THE INPUT:

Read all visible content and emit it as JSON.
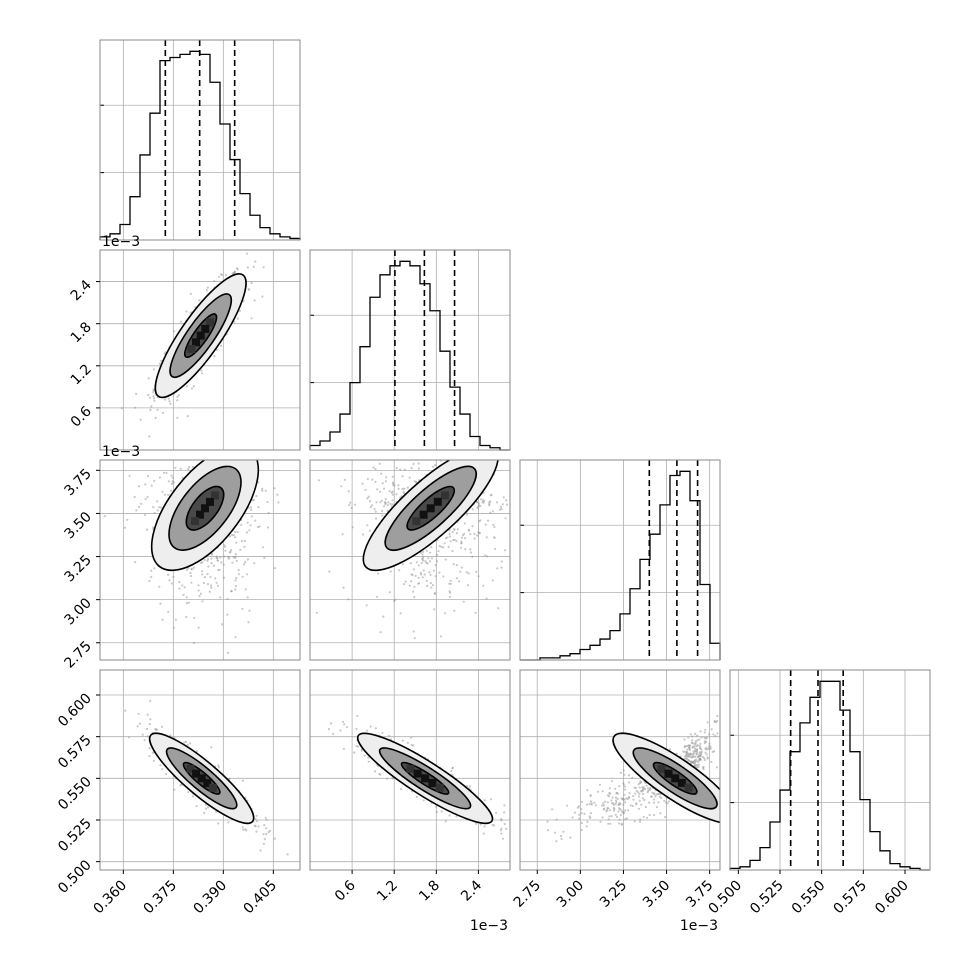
{
  "chart_data": {
    "type": "corner",
    "parameters": [
      {
        "range": [
          0.353,
          0.413
        ],
        "ticks": [
          0.36,
          0.375,
          0.39,
          0.405
        ],
        "tick_labels": [
          "0.360",
          "0.375",
          "0.390",
          "0.405"
        ],
        "offset_label": ""
      },
      {
        "range": [
          0.0,
          0.00285
        ],
        "ticks": [
          0.0006,
          0.0012,
          0.0018,
          0.0024
        ],
        "tick_labels": [
          "0.6",
          "1.2",
          "1.8",
          "2.4"
        ],
        "offset_label": "1e−3"
      },
      {
        "range": [
          0.00265,
          0.00381
        ],
        "ticks": [
          0.00275,
          0.003,
          0.00325,
          0.0035,
          0.00375
        ],
        "tick_labels": [
          "2.75",
          "3.00",
          "3.25",
          "3.50",
          "3.75"
        ],
        "offset_label": "1e−3"
      },
      {
        "range": [
          0.495,
          0.615
        ],
        "ticks": [
          0.5,
          0.525,
          0.55,
          0.575,
          0.6
        ],
        "tick_labels": [
          "0.500",
          "0.525",
          "0.550",
          "0.575",
          "0.600"
        ],
        "offset_label": ""
      }
    ],
    "diagonal_histograms": [
      {
        "quantiles": [
          0.3726,
          0.3829,
          0.3934
        ],
        "counts": [
          2,
          4,
          10,
          28,
          55,
          82,
          116,
          118,
          120,
          122,
          120,
          102,
          75,
          52,
          30,
          16,
          8,
          4,
          2,
          1
        ]
      },
      {
        "quantiles": [
          0.00121,
          0.00163,
          0.00206
        ],
        "counts": [
          2,
          4,
          8,
          16,
          30,
          46,
          68,
          78,
          82,
          84,
          82,
          74,
          62,
          44,
          28,
          16,
          6,
          2,
          1,
          0
        ]
      },
      {
        "quantiles": [
          0.0034,
          0.00356,
          0.00368
        ],
        "counts": [
          0,
          0,
          1,
          1,
          2,
          3,
          5,
          7,
          10,
          14,
          22,
          34,
          48,
          60,
          74,
          88,
          90,
          76,
          36,
          8
        ]
      },
      {
        "quantiles": [
          0.5314,
          0.5478,
          0.5629
        ],
        "counts": [
          1,
          2,
          6,
          14,
          30,
          50,
          74,
          92,
          108,
          118,
          118,
          100,
          74,
          44,
          24,
          12,
          4,
          2,
          1,
          0
        ]
      }
    ],
    "pairs": [
      {
        "x": 0,
        "y": 1,
        "mean": [
          0.3832,
          0.00163
        ],
        "std": [
          0.0068,
          0.00044
        ],
        "corr": 0.85
      },
      {
        "x": 0,
        "y": 2,
        "mean": [
          0.3845,
          0.00353
        ],
        "std": [
          0.008,
          0.00018
        ],
        "corr": 0.62
      },
      {
        "x": 1,
        "y": 2,
        "mean": [
          0.00172,
          0.00353
        ],
        "std": [
          0.00048,
          0.00018
        ],
        "corr": 0.82
      },
      {
        "x": 0,
        "y": 3,
        "mean": [
          0.3835,
          0.55
        ],
        "std": [
          0.0078,
          0.0135
        ],
        "corr": -0.88
      },
      {
        "x": 1,
        "y": 3,
        "mean": [
          0.00164,
          0.55
        ],
        "std": [
          0.00048,
          0.0135
        ],
        "corr": -0.9
      },
      {
        "x": 2,
        "y": 3,
        "mean": [
          0.00355,
          0.55
        ],
        "std": [
          0.00018,
          0.0135
        ],
        "corr": -0.85
      }
    ]
  },
  "style": {
    "line_color": "#000000",
    "grid_color": "#b0b0b0",
    "point_color": "#9a9a9a",
    "fill_light": "#eeeeee",
    "fill_mid": "#9e9e9e",
    "fill_dark": "#4a4a4a"
  }
}
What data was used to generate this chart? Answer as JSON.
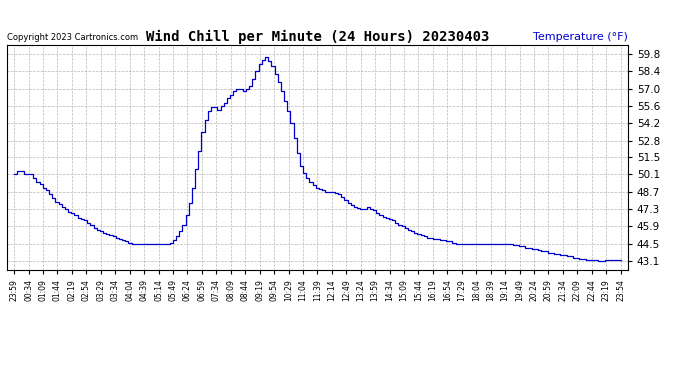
{
  "title": "Wind Chill per Minute (24 Hours) 20230403",
  "ylabel": "Temperature (°F)",
  "copyright": "Copyright 2023 Cartronics.com",
  "line_color": "#0000cc",
  "bg_color": "#ffffff",
  "grid_color": "#b0b0b0",
  "ylabel_color": "#0000cc",
  "yticks": [
    43.1,
    44.5,
    45.9,
    47.3,
    48.7,
    50.1,
    51.5,
    52.8,
    54.2,
    55.6,
    57.0,
    58.4,
    59.8
  ],
  "ymin": 42.4,
  "ymax": 60.5,
  "xtick_labels": [
    "23:59",
    "00:34",
    "01:09",
    "01:44",
    "02:19",
    "02:54",
    "03:29",
    "03:34",
    "04:04",
    "04:39",
    "05:14",
    "05:49",
    "06:24",
    "06:59",
    "07:34",
    "08:09",
    "08:44",
    "09:19",
    "09:54",
    "10:29",
    "11:04",
    "11:39",
    "12:14",
    "12:49",
    "13:24",
    "13:59",
    "14:34",
    "15:09",
    "15:44",
    "16:19",
    "16:54",
    "17:29",
    "18:04",
    "18:39",
    "19:14",
    "19:49",
    "20:24",
    "20:59",
    "21:34",
    "22:09",
    "22:44",
    "23:19",
    "23:54"
  ],
  "curve_y_values": [
    50.1,
    50.4,
    50.4,
    50.1,
    50.1,
    50.1,
    49.8,
    49.5,
    49.3,
    49.0,
    48.8,
    48.5,
    48.2,
    47.9,
    47.7,
    47.5,
    47.3,
    47.1,
    47.0,
    46.8,
    46.6,
    46.5,
    46.4,
    46.2,
    46.0,
    45.8,
    45.6,
    45.5,
    45.4,
    45.3,
    45.2,
    45.1,
    45.0,
    44.9,
    44.8,
    44.7,
    44.6,
    44.5,
    44.5,
    44.5,
    44.5,
    44.5,
    44.5,
    44.5,
    44.5,
    44.5,
    44.5,
    44.5,
    44.5,
    44.6,
    44.8,
    45.1,
    45.5,
    46.0,
    46.8,
    47.8,
    49.0,
    50.5,
    52.0,
    53.5,
    54.5,
    55.2,
    55.5,
    55.5,
    55.3,
    55.6,
    55.8,
    56.2,
    56.5,
    56.8,
    57.0,
    57.0,
    56.8,
    57.0,
    57.2,
    57.8,
    58.4,
    59.0,
    59.3,
    59.5,
    59.2,
    58.8,
    58.2,
    57.5,
    56.8,
    56.0,
    55.2,
    54.2,
    53.0,
    51.8,
    50.8,
    50.2,
    49.8,
    49.5,
    49.2,
    49.0,
    48.9,
    48.8,
    48.7,
    48.7,
    48.7,
    48.6,
    48.5,
    48.3,
    48.0,
    47.8,
    47.6,
    47.5,
    47.4,
    47.3,
    47.3,
    47.5,
    47.3,
    47.2,
    47.0,
    46.8,
    46.7,
    46.6,
    46.5,
    46.4,
    46.2,
    46.0,
    45.9,
    45.8,
    45.6,
    45.5,
    45.4,
    45.3,
    45.2,
    45.1,
    45.0,
    45.0,
    44.9,
    44.9,
    44.8,
    44.8,
    44.7,
    44.7,
    44.6,
    44.5,
    44.5,
    44.5,
    44.5,
    44.5,
    44.5,
    44.5,
    44.5,
    44.5,
    44.5,
    44.5,
    44.5,
    44.5,
    44.5,
    44.5,
    44.5,
    44.5,
    44.5,
    44.4,
    44.4,
    44.3,
    44.3,
    44.2,
    44.2,
    44.1,
    44.1,
    44.0,
    43.9,
    43.9,
    43.8,
    43.8,
    43.7,
    43.7,
    43.6,
    43.6,
    43.5,
    43.5,
    43.4,
    43.4,
    43.3,
    43.3,
    43.2,
    43.2,
    43.2,
    43.2,
    43.1,
    43.1,
    43.2,
    43.2,
    43.2,
    43.2,
    43.2,
    43.2
  ]
}
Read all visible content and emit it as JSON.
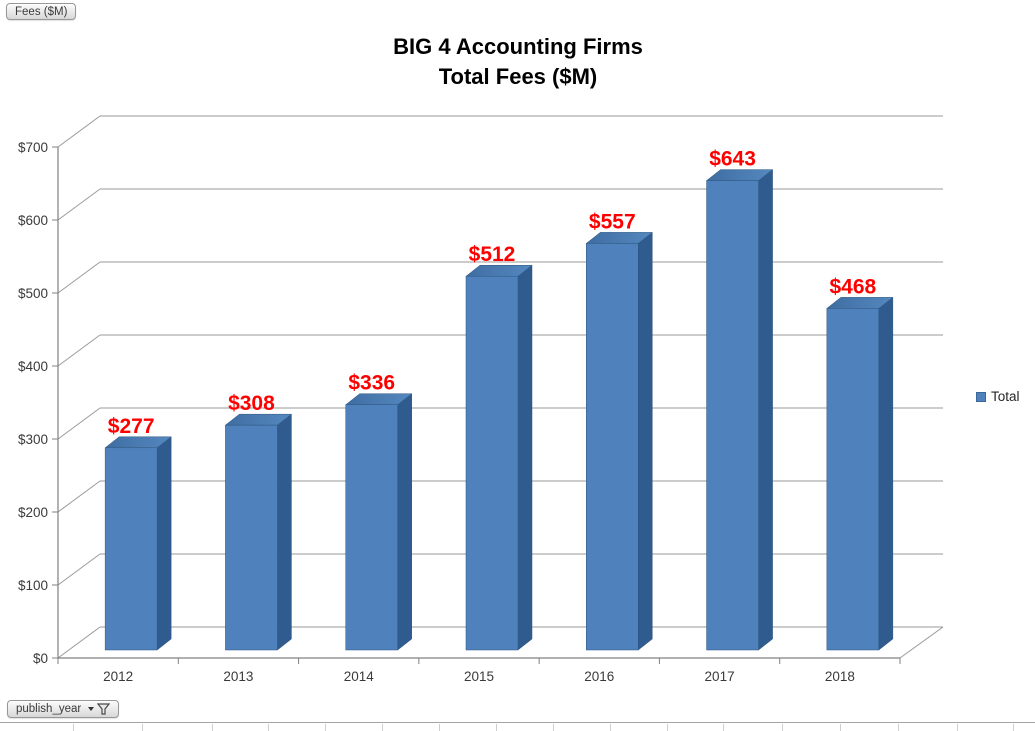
{
  "pivot_buttons": {
    "value_field": "Fees ($M)",
    "axis_field": "publish_year"
  },
  "chart_data": {
    "type": "bar",
    "subtype": "3d-clustered-column",
    "title_line1": "BIG 4 Accounting Firms",
    "title_line2": "Total Fees ($M)",
    "categories": [
      "2012",
      "2013",
      "2014",
      "2015",
      "2016",
      "2017",
      "2018"
    ],
    "series": [
      {
        "name": "Total",
        "values": [
          277,
          308,
          336,
          512,
          557,
          643,
          468
        ]
      }
    ],
    "data_labels": [
      "$277",
      "$308",
      "$336",
      "$512",
      "$557",
      "$643",
      "$468"
    ],
    "y_ticks": [
      "$0",
      "$100",
      "$200",
      "$300",
      "$400",
      "$500",
      "$600",
      "$700"
    ],
    "ylim": [
      0,
      700
    ],
    "grid": true,
    "legend_position": "right",
    "colors": {
      "bar_front": "#4F81BD",
      "bar_side": "#2F5B8F",
      "bar_top_dark": "#3F6DA2",
      "bar_top_light": "#5488BF",
      "bar_outline": "#2E567F",
      "data_label": "#FF0000",
      "gridline": "#9A9A9A",
      "axis_line": "#808080",
      "axis_text": "#3A3A3A"
    }
  },
  "legend": {
    "label": "Total"
  }
}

TASK PROMPT: Where a line holds "corr", copy it out.

PROBLEM SOLUTION:
        "corr": 0.85
        "corr": 0.62
        "corr": 0.82
        "corr": -0.88
        "corr": -0.9
        "corr": -0.85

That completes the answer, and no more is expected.